REQUEST: Give every entry again, unchanged, and leave its images out.

■ ■ ■

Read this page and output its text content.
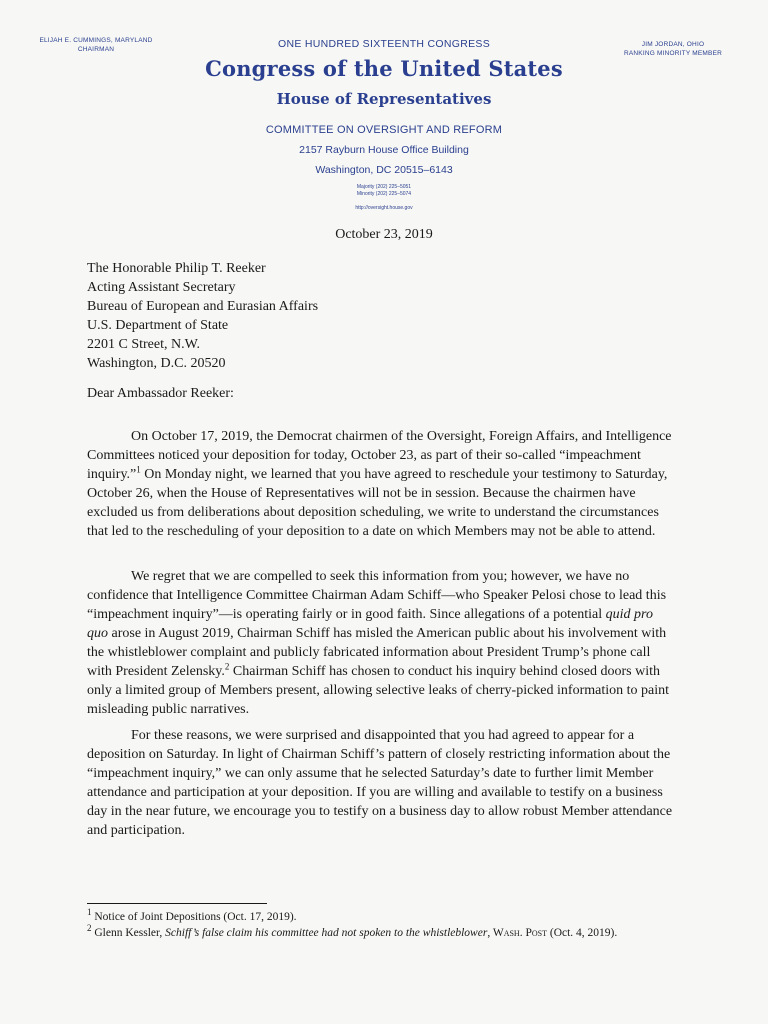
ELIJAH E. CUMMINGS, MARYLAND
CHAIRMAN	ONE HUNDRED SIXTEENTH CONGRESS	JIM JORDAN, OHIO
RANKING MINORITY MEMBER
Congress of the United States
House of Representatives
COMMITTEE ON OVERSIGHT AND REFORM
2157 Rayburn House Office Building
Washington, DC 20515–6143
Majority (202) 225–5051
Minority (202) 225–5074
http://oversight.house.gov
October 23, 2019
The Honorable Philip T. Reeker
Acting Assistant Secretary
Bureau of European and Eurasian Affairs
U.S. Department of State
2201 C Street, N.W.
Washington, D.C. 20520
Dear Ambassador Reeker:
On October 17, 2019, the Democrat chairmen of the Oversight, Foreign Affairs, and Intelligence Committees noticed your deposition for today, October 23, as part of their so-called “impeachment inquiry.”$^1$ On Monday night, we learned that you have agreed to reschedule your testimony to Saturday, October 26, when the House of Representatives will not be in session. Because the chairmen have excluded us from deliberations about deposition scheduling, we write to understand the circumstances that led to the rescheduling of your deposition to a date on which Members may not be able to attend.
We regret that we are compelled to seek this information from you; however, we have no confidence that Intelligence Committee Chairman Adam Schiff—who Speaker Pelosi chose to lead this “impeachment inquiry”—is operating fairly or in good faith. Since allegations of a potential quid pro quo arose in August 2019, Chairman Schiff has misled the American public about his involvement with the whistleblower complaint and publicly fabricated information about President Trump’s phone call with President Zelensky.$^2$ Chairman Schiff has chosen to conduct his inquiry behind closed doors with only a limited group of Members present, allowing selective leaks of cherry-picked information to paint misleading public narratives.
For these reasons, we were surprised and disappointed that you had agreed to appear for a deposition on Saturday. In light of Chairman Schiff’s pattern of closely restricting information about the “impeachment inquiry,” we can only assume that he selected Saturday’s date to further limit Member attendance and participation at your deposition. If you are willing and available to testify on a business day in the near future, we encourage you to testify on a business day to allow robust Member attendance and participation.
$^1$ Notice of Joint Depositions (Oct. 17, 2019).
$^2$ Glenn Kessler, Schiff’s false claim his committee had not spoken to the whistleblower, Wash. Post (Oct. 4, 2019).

■ ■ ■

EXERCISE OUTPUT:
Read this page and output its text content.
ELIJAH E. CUMMINGS, MARYLAND
CHAIRMAN	ONE HUNDRED SIXTEENTH CONGRESS	JIM JORDAN, OHIO
RANKING MINORITY MEMBER
Congress of the United States
House of Representatives
COMMITTEE ON OVERSIGHT AND REFORM
2157 Rayburn House Office Building
Washington, DC 20515–6143
Majority (202) 225–5051
Minority (202) 225–5074
http://oversight.house.gov
October 23, 2019
The Honorable Philip T. Reeker
Acting Assistant Secretary
Bureau of European and Eurasian Affairs
U.S. Department of State
2201 C Street, N.W.
Washington, D.C. 20520
Dear Ambassador Reeker:
On October 17, 2019, the Democrat chairmen of the Oversight, Foreign Affairs, and Intelligence Committees noticed your deposition for today, October 23, as part of their so-called “impeachment inquiry.”$^1$ On Monday night, we learned that you have agreed to reschedule your testimony to Saturday, October 26, when the House of Representatives will not be in session. Because the chairmen have excluded us from deliberations about deposition scheduling, we write to understand the circumstances that led to the rescheduling of your deposition to a date on which Members may not be able to attend.
We regret that we are compelled to seek this information from you; however, we have no confidence that Intelligence Committee Chairman Adam Schiff—who Speaker Pelosi chose to lead this “impeachment inquiry”—is operating fairly or in good faith. Since allegations of a potential quid pro quo arose in August 2019, Chairman Schiff has misled the American public about his involvement with the whistleblower complaint and publicly fabricated information about President Trump’s phone call with President Zelensky.$^2$ Chairman Schiff has chosen to conduct his inquiry behind closed doors with only a limited group of Members present, allowing selective leaks of cherry-picked information to paint misleading public narratives.
For these reasons, we were surprised and disappointed that you had agreed to appear for a deposition on Saturday. In light of Chairman Schiff’s pattern of closely restricting information about the “impeachment inquiry,” we can only assume that he selected Saturday’s date to further limit Member attendance and participation at your deposition. If you are willing and available to testify on a business day in the near future, we encourage you to testify on a business day to allow robust Member attendance and participation.
$^1$ Notice of Joint Depositions (Oct. 17, 2019).
$^2$ Glenn Kessler, Schiff’s false claim his committee had not spoken to the whistleblower, Wash. Post (Oct. 4, 2019).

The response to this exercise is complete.